# Document passage
------

SAW Filters Rescue Wireless Products from Impractical Discrete Implementations


Filters have always been an essential component in the RF signal path. In the past, engineers had to become skilled in the complexities of filter-design theory and practice in order to create real filters based on discrete components. However, for today’s wireless devices and applications, the required filter specifications are increasingly difficult to meet using this approach as the RF spectrum gets more crowded and is sliced into smaller slivers, while operating frequencies increase well beyond the GHz threshold. The reality is that filters using discrete components cannot meet the performance, consistency (due to parasitics), size, and cost needs of many of today’s RF products.

Fortunately, monolithic-like devices such as surface acoustic wave (SAW) filters were developed over the last decades, and these provide the needed functions and features. With SAW filters, engineers are primarily concerned with selection of the filter as a single complete entity, instead of filter design. SAW filters offer a favorable combination of performance, size and cost, and are used extensively in applications embodying Wi-Fi, LTE, GSM, Bluetooth, and many other wireless standards. 

A multiband smartphone can have ten or more SAW filters, fulfilling many roles: wideband, narrowband, passband, low pass, and high pass, at both the system-level, as well as in highly localized sub-circuits (Figure 1). As a result, the filter-related activity of engineers has shifted from working through a complex design and associated test/debug to, instead, the selection of a suitable, available filter (which is a good thing, to most engineers).             

               

Figure 1: SAW filters are used in quantity in wireless devices, for front-end filtering, narrow multiband filtering, and eliminating specific interference sources; they can be narrow or wide, with band-pass, low-pass, and high-pass FIR characteristics. (Courtesy of Taiyo Yuden)

------

# Given information
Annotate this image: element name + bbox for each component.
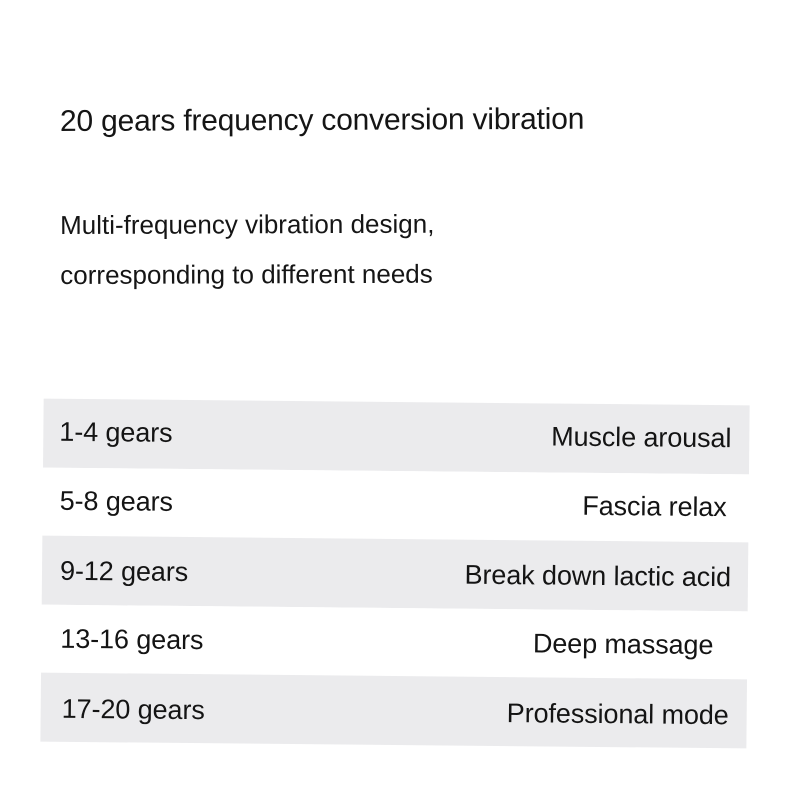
page-subtitle: Multi-frequency vibration design, corres…	[60, 199, 435, 300]
gear-level-table: 1-4 gears Muscle arousal 5-8 gears Fasci…	[40, 399, 749, 752]
table-row: 5-8 gears Fascia relax	[42, 467, 749, 542]
gear-effect-label: Muscle arousal	[551, 421, 731, 454]
subtitle-line-2: corresponding to different needs	[60, 249, 434, 300]
page-title: 20 gears frequency conversion vibration	[60, 103, 584, 139]
subtitle-line-1: Multi-frequency vibration design,	[60, 199, 434, 250]
table-row: 17-20 gears Professional mode	[40, 673, 747, 748]
gear-effect-label: Deep massage	[533, 629, 714, 662]
gear-effect-label: Fascia relax	[582, 491, 727, 523]
gear-range-label: 9-12 gears	[60, 556, 188, 588]
product-info-page: 20 gears frequency conversion vibration …	[0, 0, 790, 790]
table-row: 1-4 gears Muscle arousal	[43, 399, 750, 474]
table-row: 13-16 gears Deep massage	[41, 604, 748, 679]
table-row: 9-12 gears Break down lactic acid	[42, 536, 749, 611]
gear-range-label: 17-20 gears	[62, 694, 205, 726]
gear-effect-label: Professional mode	[507, 698, 729, 731]
gear-range-label: 13-16 gears	[60, 624, 203, 656]
gear-effect-label: Break down lactic acid	[464, 559, 731, 593]
gear-range-label: 1-4 gears	[59, 417, 172, 449]
gear-range-label: 5-8 gears	[60, 486, 173, 518]
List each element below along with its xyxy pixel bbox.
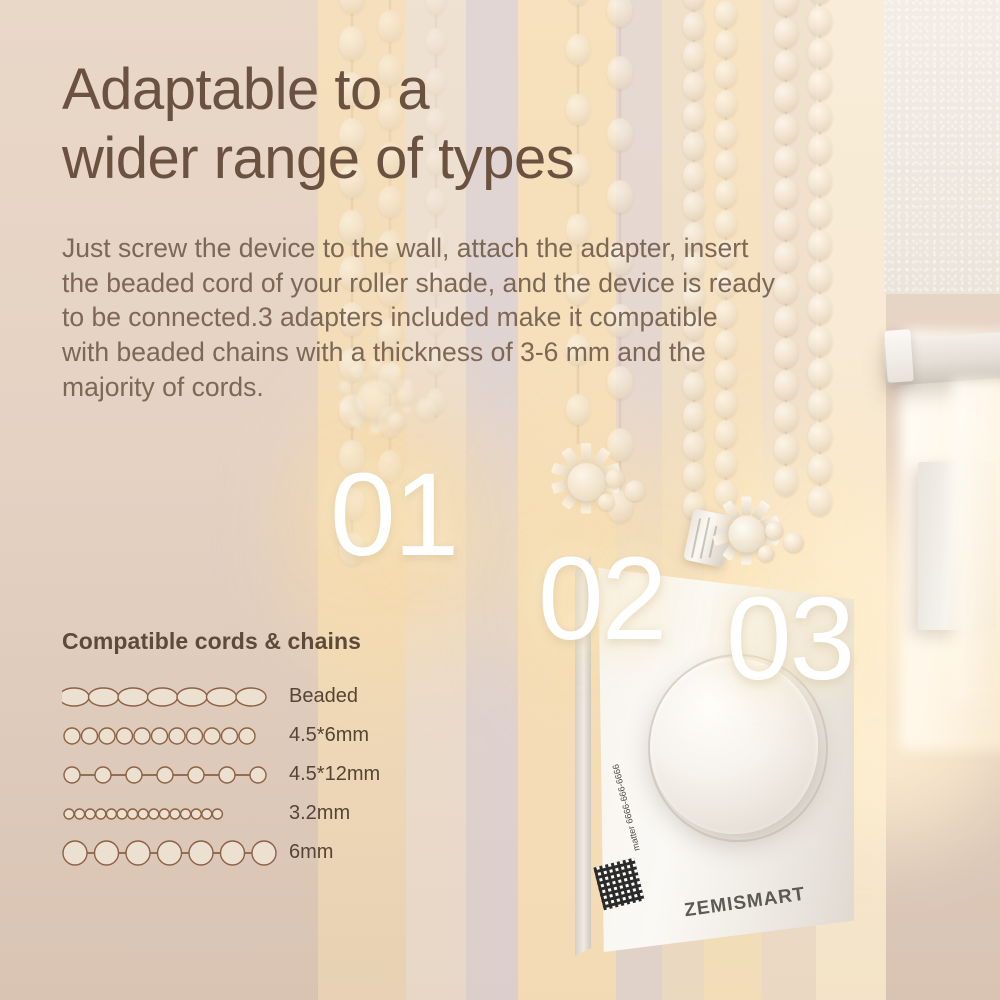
chain-bead [774,18,798,48]
chain-bead [774,466,798,496]
chain-bead [774,146,798,176]
chain-adapter [543,442,648,528]
legend-title: Compatible cords & chains [62,628,380,655]
compatible-cords-legend: Compatible cords & chains Beaded4.5*6mm4… [62,628,380,872]
chain-bead [566,0,590,5]
chain-bead [683,0,705,10]
chain-bead [808,134,832,164]
chain-bead [774,82,798,112]
chain-bead [808,486,832,516]
chain-type-icon [62,755,277,794]
chain-bead [808,454,832,484]
chain-bead [808,198,832,228]
gear-tooth [741,497,751,515]
chain-bead [683,192,705,220]
chain-bead [774,178,798,208]
step-number-01: 01 [330,456,457,574]
chain-adapter [704,496,805,579]
chain-bead [808,422,832,452]
chain-bead [683,462,705,490]
product-marketing-image: matter 6666-666-6666 ZEMISMART 01 02 03 … [0,0,1000,1000]
legend-row-label: 3.2mm [289,802,350,825]
legend-rows: Beaded4.5*6mm4.5*12mm3.2mm6mm [62,677,380,872]
headline-line-2: wider range of types [62,124,762,193]
adapter-bead [624,480,645,501]
legend-row: Beaded [62,677,380,716]
headline-line-1: Adaptable to a [62,55,762,124]
adapter-bead [784,532,804,552]
chain-type-icon [62,833,277,872]
body-line-3: to be connected.3 adapters included make… [62,300,922,335]
adapter-bead [605,469,624,488]
body-line-2: the beaded cord of your roller shade, an… [62,266,922,301]
chain-type-icon [62,794,277,833]
body-paragraph: Just screw the device to the wall, attac… [62,231,922,405]
step-number-02: 02 [538,540,665,658]
body-line-5: majority of cords. [62,370,922,405]
chain-bead [774,434,798,464]
chain-type-icon [62,716,277,755]
chain-bead [607,0,633,27]
chain-bead [774,50,798,80]
window-light [952,380,1000,700]
page-headline: Adaptable to a wider range of types [62,55,762,193]
chain-type-icon [62,677,277,716]
step-number-03: 03 [726,580,853,698]
adapter-bead [765,521,783,539]
chain-bead [808,166,832,196]
legend-row-label: 6mm [289,841,333,864]
chain-bead [715,450,737,478]
chain-bead [339,0,365,14]
legend-row: 4.5*6mm [62,716,380,755]
legend-row-label: 4.5*12mm [289,763,380,786]
chain-bead [715,30,737,58]
legend-row-label: Beaded [289,685,358,708]
chain-bead [808,102,832,132]
chain-bead [808,38,832,68]
chain-bead [774,114,798,144]
chain-bead [715,0,737,28]
chain-bead [683,432,705,460]
adapter-bead [598,494,615,511]
legend-row: 6mm [62,833,380,872]
chain-bead [808,0,832,4]
legend-row-label: 4.5*6mm [289,724,369,747]
legend-row: 3.2mm [62,794,380,833]
chain-bead [808,70,832,100]
body-line-1: Just screw the device to the wall, attac… [62,231,922,266]
chain-bead [426,28,446,55]
chain-bead [774,402,798,432]
chain-bead [715,420,737,448]
chain-bead [774,0,798,16]
legend-row: 4.5*12mm [62,755,380,794]
body-line-4: with beaded chains with a thickness of 3… [62,335,922,370]
adapter-bead [758,545,775,562]
chain-bead [378,10,402,42]
adapter-bead [388,412,406,430]
chain-bead [426,0,446,15]
chain-bead [808,6,832,36]
gear-tooth [581,443,591,462]
chain-bead [683,12,705,40]
chain-bead [683,402,705,430]
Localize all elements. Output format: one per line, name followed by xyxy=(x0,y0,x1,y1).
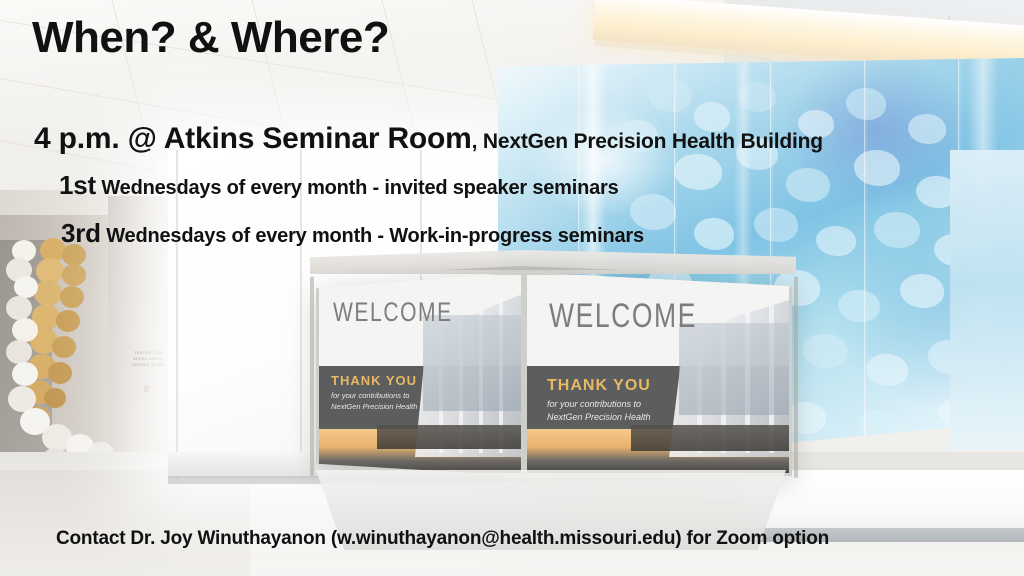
banner-welcome-text-left: WELCOME xyxy=(333,297,453,328)
banner-thankyou-sub-left-line1: for your contributions to xyxy=(331,391,409,400)
reception-counter xyxy=(742,470,1024,536)
page-title: When? & Where? xyxy=(32,12,389,64)
floor-left xyxy=(0,470,250,576)
banner-face-right: WELCOME THANK YOU for your contributions… xyxy=(524,272,792,476)
banner-thankyou-sub-right-line1: for your contributions to xyxy=(547,399,641,410)
presentation-slide: Tom and Lin Atkins Family Seminar Room xyxy=(0,0,1024,576)
schedule-ordinal-first: 1st xyxy=(59,170,96,200)
banner-welcome-text-right: WELCOME xyxy=(549,297,697,336)
wall-sign-line3: Seminar Room xyxy=(132,363,165,368)
wall-plaque xyxy=(144,385,149,392)
building-name: NextGen Precision Health Building xyxy=(483,130,823,153)
banner-thankyou-sub-right-line2: NextGen Precision Health xyxy=(547,412,651,423)
banner-thankyou-text-left: THANK YOU xyxy=(331,373,417,388)
contact-line: Contact Dr. Joy Winuthayanon (w.winuthay… xyxy=(56,528,829,550)
welcome-banner: WELCOME THANK YOU for your contributions… xyxy=(316,272,792,476)
background-photo: Tom and Lin Atkins Family Seminar Room xyxy=(0,0,1024,576)
schedule-detail-first: Wednesdays of every month - invited spea… xyxy=(96,177,619,199)
time-location-separator: , xyxy=(472,130,483,153)
wall-sign-line2: Atkins Family xyxy=(132,357,163,362)
schedule-line-third: 3rd Wednesdays of every month - Work-in-… xyxy=(61,218,644,249)
balloon-arch xyxy=(6,238,136,488)
wall-sign-line1: Tom and Lin xyxy=(134,351,162,356)
banner-thankyou-text-right: THANK YOU xyxy=(547,377,651,395)
far-lightbox-wall xyxy=(950,150,1024,450)
time-location-emphasis: 4 p.m. @ Atkins Seminar Room xyxy=(34,122,472,155)
time-and-location-line: 4 p.m. @ Atkins Seminar Room, NextGen Pr… xyxy=(34,122,823,156)
schedule-ordinal-third: 3rd xyxy=(61,218,101,248)
schedule-line-first: 1st Wednesdays of every month - invited … xyxy=(59,170,619,201)
schedule-detail-third: Wednesdays of every month - Work-in-prog… xyxy=(101,225,644,247)
banner-face-left: WELCOME THANK YOU for your contributions… xyxy=(316,272,524,476)
banner-thankyou-sub-left-line2: NextGen Precision Health xyxy=(331,402,417,411)
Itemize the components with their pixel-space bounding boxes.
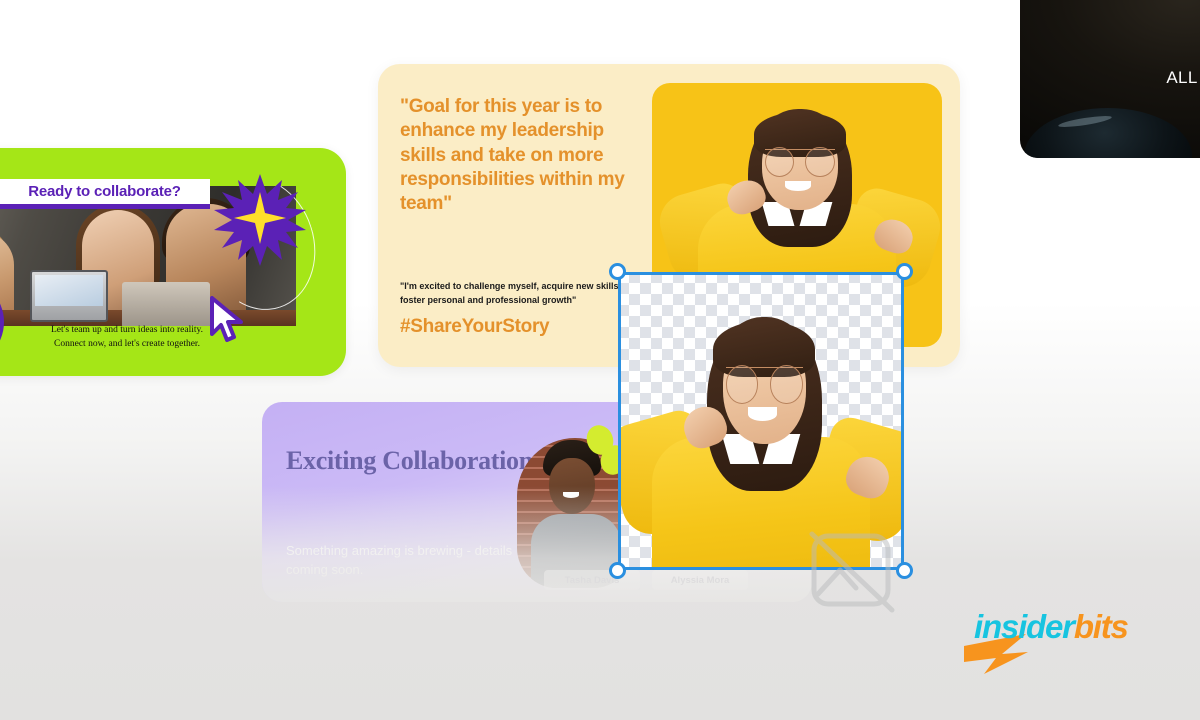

------

# Exercise task A
According to the SAW filter article, how many SAW filters can a multiband smartphone contain?
# Exercise task B
List every wireless standard the SAW filter article names as an application for SAW filters.
# Exercise task C
Write the next part of the article on SAW filters, continuing after the Figure 1 caption.

# Result A
Ten or more.

# Result B
Wi-Fi, LTE, GSM, Bluetooth

# Result C
SAW filter basics

A SAW device transforms the electronic RF-signal energy to mechanical energy in the acoustic domain. The filter is based on a piezoelectric material used as a substrate, such as quartz, lithium niobate, lithium tantalate, or lanthanum gallium silicate. Both ends of this substrate are capped with a sculpted metal layer as the electro-acoustic transducer, formed from comb-like fingers as an interdigital transducer (IDT), as illustrated in Figure 2.

Figure 2: Comb-like interdigital transducers at each end of the piezoelectric substrate convert impinging electrical energy to acoustic-mechanical energy, the energy wave then travels across the surface, where it is converted back to electrical energy by an IDT at the receiving end. (Courtesy of the University of South Florida)

The electrical signal is applied to one end of the device, converted to acoustic energy by the source IDT and launched across the piezo material’s surface, where it travels as surface-acoustic wave (called Rayleigh waves after Lord Rayleigh, who analyzed them in detail). The energy is then converted back to an electronic signal at the far end by a similar though not identical IDT, designed to capture the energy. Fortunately, the overall electrical/acoustic and complementary acoustic/electrical conversion processes are highly-efficient, reaching 99% or better; this helps maintain SNR and signal integrity.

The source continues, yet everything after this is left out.